Skip the images and return the records below exactly.

——————————

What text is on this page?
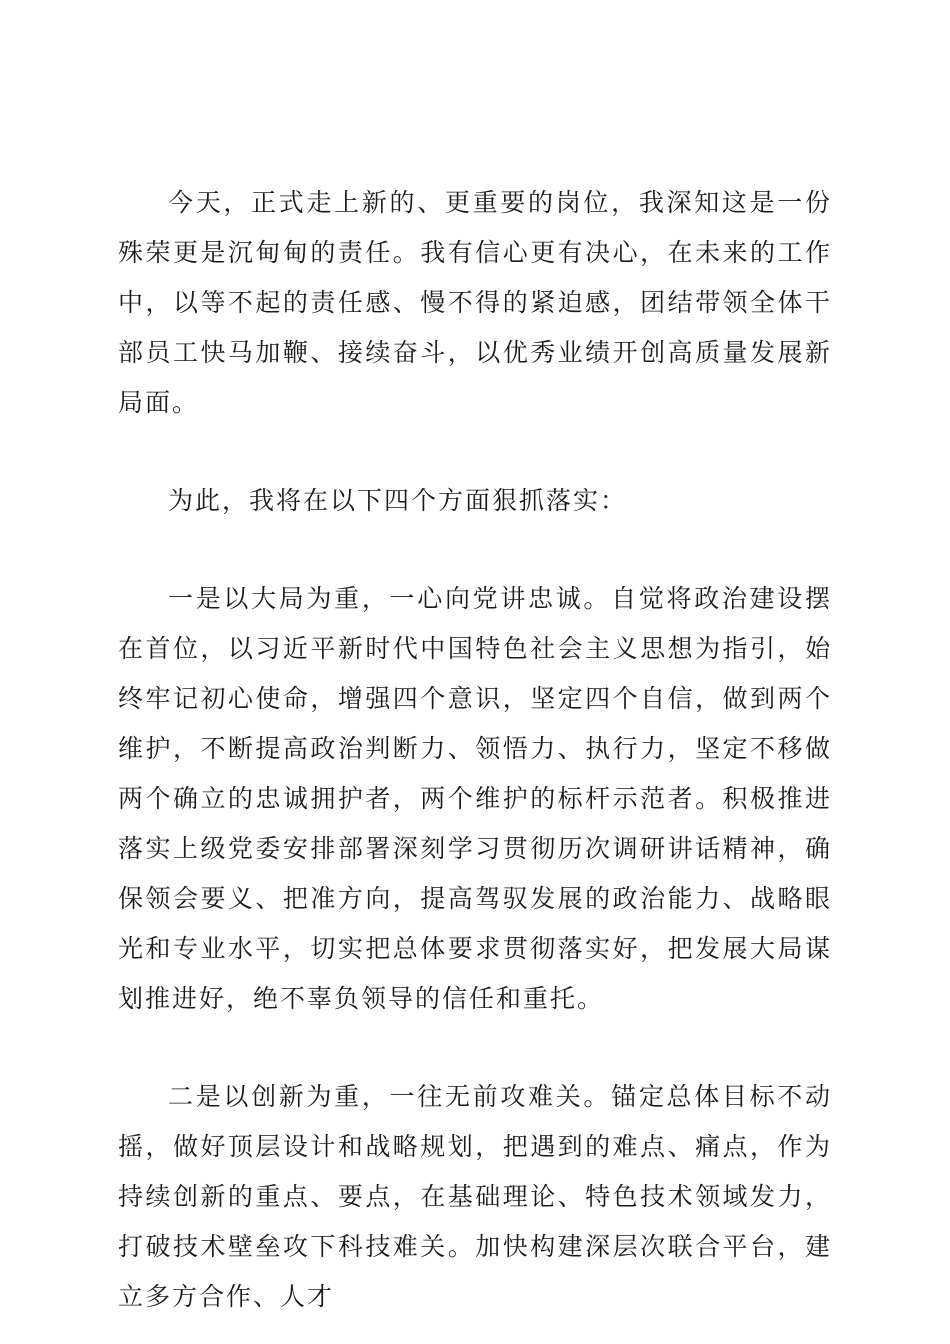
今天，正式走上新的、更重要的岗位，我深知这是一份殊荣更是沉甸甸的责任。我有信心更有决心，在未来的工作中，以等不起的责任感、慢不得的紧迫感，团结带领全体干部员工快马加鞭、接续奋斗，以优秀业绩开创高质量发展新局面。

为此，我将在以下四个方面狠抓落实：

一是以大局为重，一心向党讲忠诚。自觉将政治建设摆在首位，以习近平新时代中国特色社会主义思想为指引，始终牢记初心使命，增强四个意识，坚定四个自信，做到两个维护，不断提高政治判断力、领悟力、执行力，坚定不移做两个确立的忠诚拥护者，两个维护的标杆示范者。积极推进落实上级党委安排部署深刻学习贯彻历次调研讲话精神，确保领会要义、把准方向，提高驾驭发展的政治能力、战略眼光和专业水平，切实把总体要求贯彻落实好，把发展大局谋划推进好，绝不辜负领导的信任和重托。

二是以创新为重，一往无前攻难关。锚定总体目标不动摇，做好顶层设计和战略规划，把遇到的难点、痛点，作为持续创新的重点、要点，在基础理论、特色技术领域发力，打破技术壁垒攻下科技难关。加快构建深层次联合平台，建立多方合作、人才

——————————

## The output
What text is on this page?
今天，正式走上新的、更重要的岗位，我深知这是一份殊荣更是沉甸甸的责任。我有信心更有决心，在未来的工作中，以等不起的责任感、慢不得的紧迫感，团结带领全体干部员工快马加鞭、接续奋斗，以优秀业绩开创高质量发展新局面。

为此，我将在以下四个方面狠抓落实：

一是以大局为重，一心向党讲忠诚。自觉将政治建设摆在首位，以习近平新时代中国特色社会主义思想为指引，始终牢记初心使命，增强四个意识，坚定四个自信，做到两个维护，不断提高政治判断力、领悟力、执行力，坚定不移做两个确立的忠诚拥护者，两个维护的标杆示范者。积极推进落实上级党委安排部署深刻学习贯彻历次调研讲话精神，确保领会要义、把准方向，提高驾驭发展的政治能力、战略眼光和专业水平，切实把总体要求贯彻落实好，把发展大局谋划推进好，绝不辜负领导的信任和重托。

二是以创新为重，一往无前攻难关。锚定总体目标不动摇，做好顶层设计和战略规划，把遇到的难点、痛点，作为持续创新的重点、要点，在基础理论、特色技术领域发力，打破技术壁垒攻下科技难关。加快构建深层次联合平台，建立多方合作、人才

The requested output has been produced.